From the records below, extract all the text exactly and leave the images behind.
[start of INFORMATION PROVIDED]
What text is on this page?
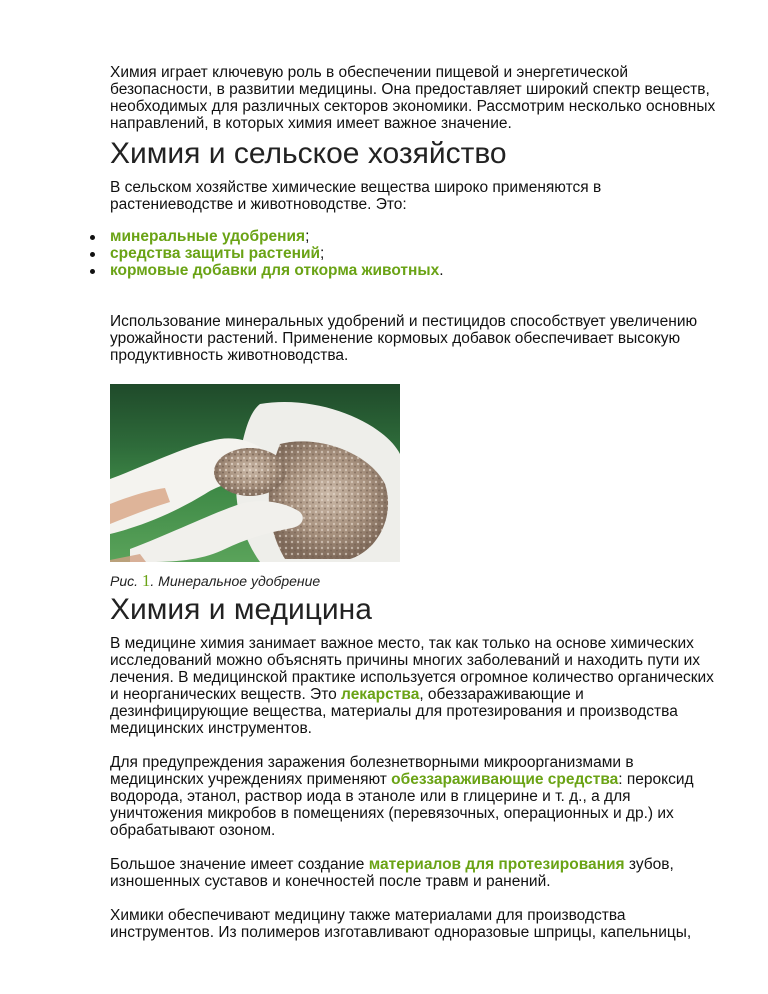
Химия играет ключевую роль в обеспечении пищевой и энергетической безопасности, в развитии медицины. Она предоставляет широкий спектр веществ, необходимых для различных секторов экономики. Рассмотрим несколько основных направлений, в которых химия имеет важное значение.

Химия и сельское хозяйство

В сельском хозяйстве химические вещества широко применяются в растениеводстве и животноводстве. Это:

минеральные удобрения;
средства защиты растений;
кормовые добавки для откорма животных.

Использование минеральных удобрений и пестицидов способствует увеличению урожайности растений. Применение кормовых добавок обеспечивает высокую продуктивность животноводства.

Рис. 1. Минеральное удобрение

Химия и медицина

В медицине химия занимает важное место, так как только на основе химических исследований можно объяснять причины многих заболеваний и находить пути их лечения. В медицинской практике используется огромное количество органических и неорганических веществ. Это лекарства, обеззараживающие и дезинфицирующие вещества, материалы для протезирования и производства медицинских инструментов.

Для предупреждения заражения болезнетворными микроорганизмами в медицинских учреждениях применяют обеззараживающие средства: пероксид водорода, этанол, раствор иода в этаноле или в глицерине и т. д., а для уничтожения микробов в помещениях (перевязочных, операционных и др.) их обрабатывают озоном.

Большое значение имеет создание материалов для протезирования зубов, изношенных суставов и конечностей после травм и ранений.

Химики обеспечивают медицину также материалами для производства инструментов. Из полимеров изготавливают одноразовые шприцы, капельницы,
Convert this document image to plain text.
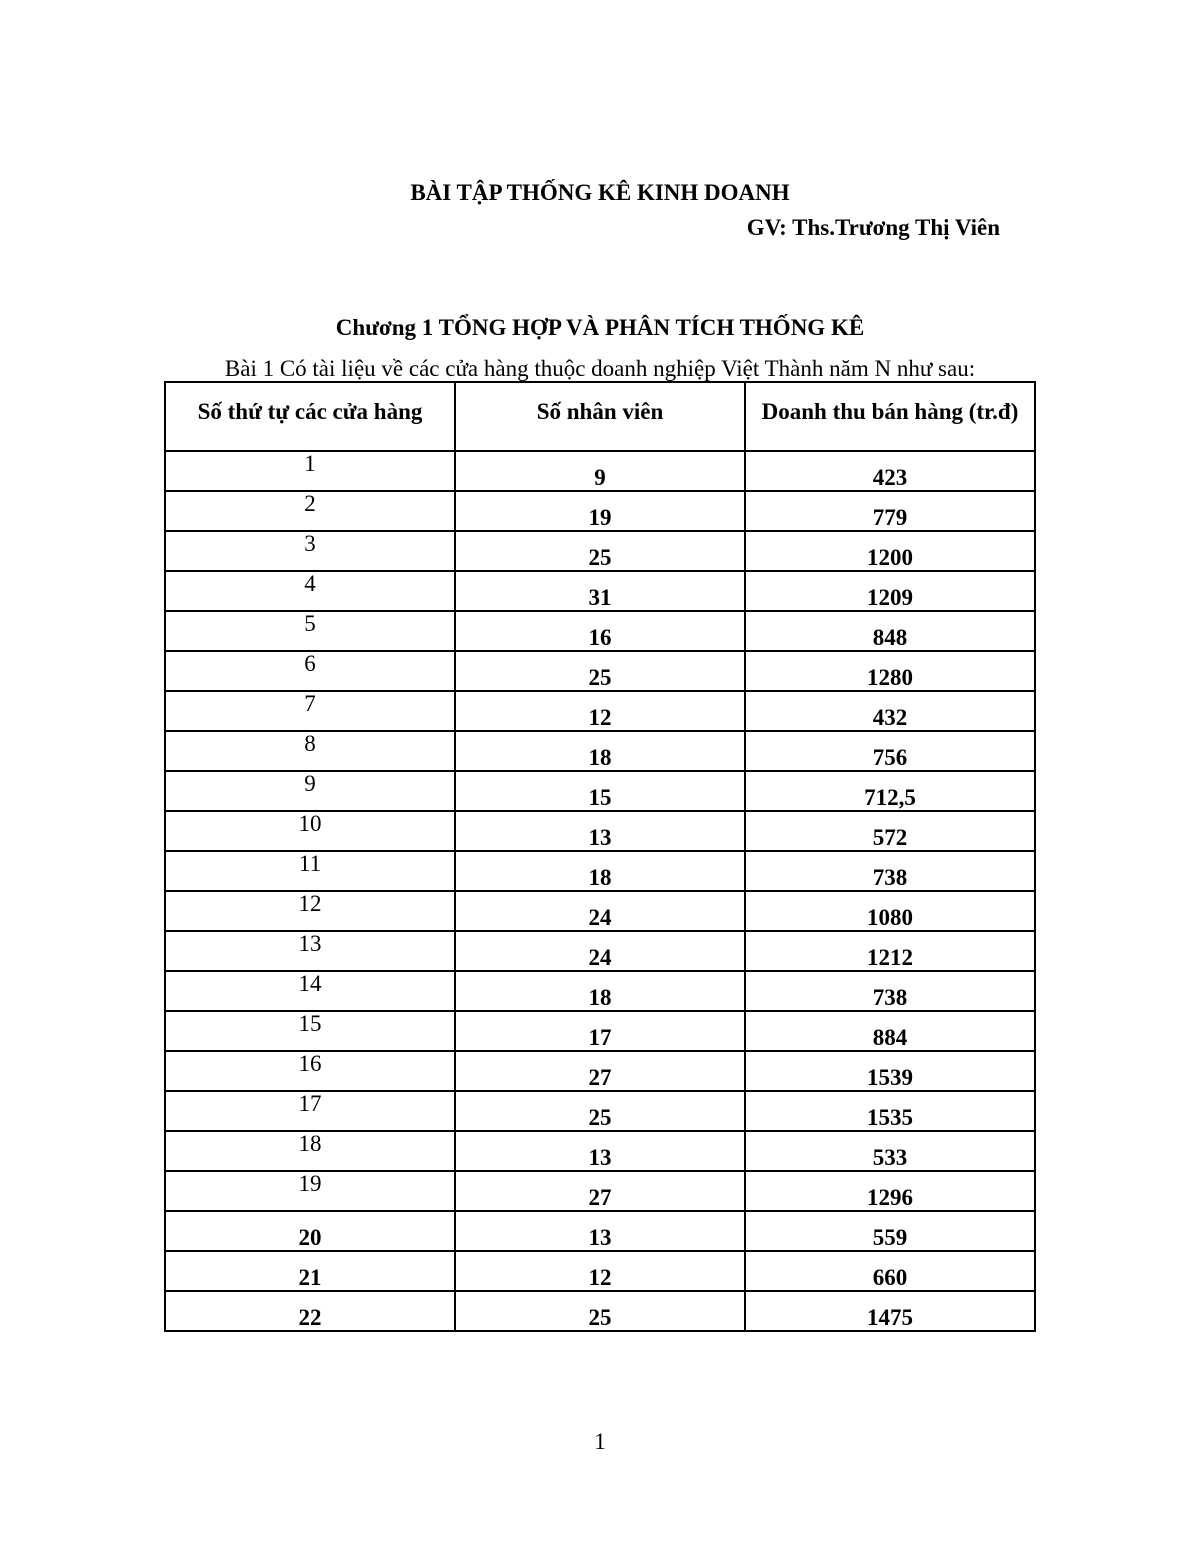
BÀI TẬP THỐNG KÊ KINH DOANH
GV: Ths.Trương Thị Viên
Chương 1 TỔNG HỢP VÀ PHÂN TÍCH THỐNG KÊ
Bài 1 Có tài liệu về các cửa hàng thuộc doanh nghiệp Việt Thành năm N như sau:
Số thứ tự các cửa hàng	Số nhân viên	Doanh thu bán hàng (tr.đ)
1	9	423
2	19	779
3	25	1200
4	31	1209
5	16	848
6	25	1280
7	12	432
8	18	756
9	15	712,5
10	13	572
11	18	738
12	24	1080
13	24	1212
14	18	738
15	17	884
16	27	1539
17	25	1535
18	13	533
19	27	1296
20	13	559
21	12	660
22	25	1475
1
[end of INFORMATION PROVIDED]
(THE ANSWER):
What text is on this page?
Химия играет ключевую роль в обеспечении пищевой и энергетической безопасности, в развитии медицины. Она предоставляет широкий спектр веществ, необходимых для различных секторов экономики. Рассмотрим несколько основных направлений, в которых химия имеет важное значение.

Химия и сельское хозяйство

В сельском хозяйстве химические вещества широко применяются в растениеводстве и животноводстве. Это:

минеральные удобрения;
средства защиты растений;
кормовые добавки для откорма животных.

Использование минеральных удобрений и пестицидов способствует увеличению урожайности растений. Применение кормовых добавок обеспечивает высокую продуктивность животноводства.

Рис. 1. Минеральное удобрение

Химия и медицина

В медицине химия занимает важное место, так как только на основе химических исследований можно объяснять причины многих заболеваний и находить пути их лечения. В медицинской практике используется огромное количество органических и неорганических веществ. Это лекарства, обеззараживающие и дезинфицирующие вещества, материалы для протезирования и производства медицинских инструментов.

Для предупреждения заражения болезнетворными микроорганизмами в медицинских учреждениях применяют обеззараживающие средства: пероксид водорода, этанол, раствор иода в этаноле или в глицерине и т. д., а для уничтожения микробов в помещениях (перевязочных, операционных и др.) их обрабатывают озоном.

Большое значение имеет создание материалов для протезирования зубов, изношенных суставов и конечностей после травм и ранений.

Химики обеспечивают медицину также материалами для производства инструментов. Из полимеров изготавливают одноразовые шприцы, капельницы,
Convert this document image to plain text.
BÀI TẬP THỐNG KÊ KINH DOANH
GV: Ths.Trương Thị Viên
Chương 1 TỔNG HỢP VÀ PHÂN TÍCH THỐNG KÊ
Bài 1 Có tài liệu về các cửa hàng thuộc doanh nghiệp Việt Thành năm N như sau:
Số thứ tự các cửa hàng	Số nhân viên	Doanh thu bán hàng (tr.đ)
1	9	423
2	19	779
3	25	1200
4	31	1209
5	16	848
6	25	1280
7	12	432
8	18	756
9	15	712,5
10	13	572
11	18	738
12	24	1080
13	24	1212
14	18	738
15	17	884
16	27	1539
17	25	1535
18	13	533
19	27	1296
20	13	559
21	12	660
22	25	1475
1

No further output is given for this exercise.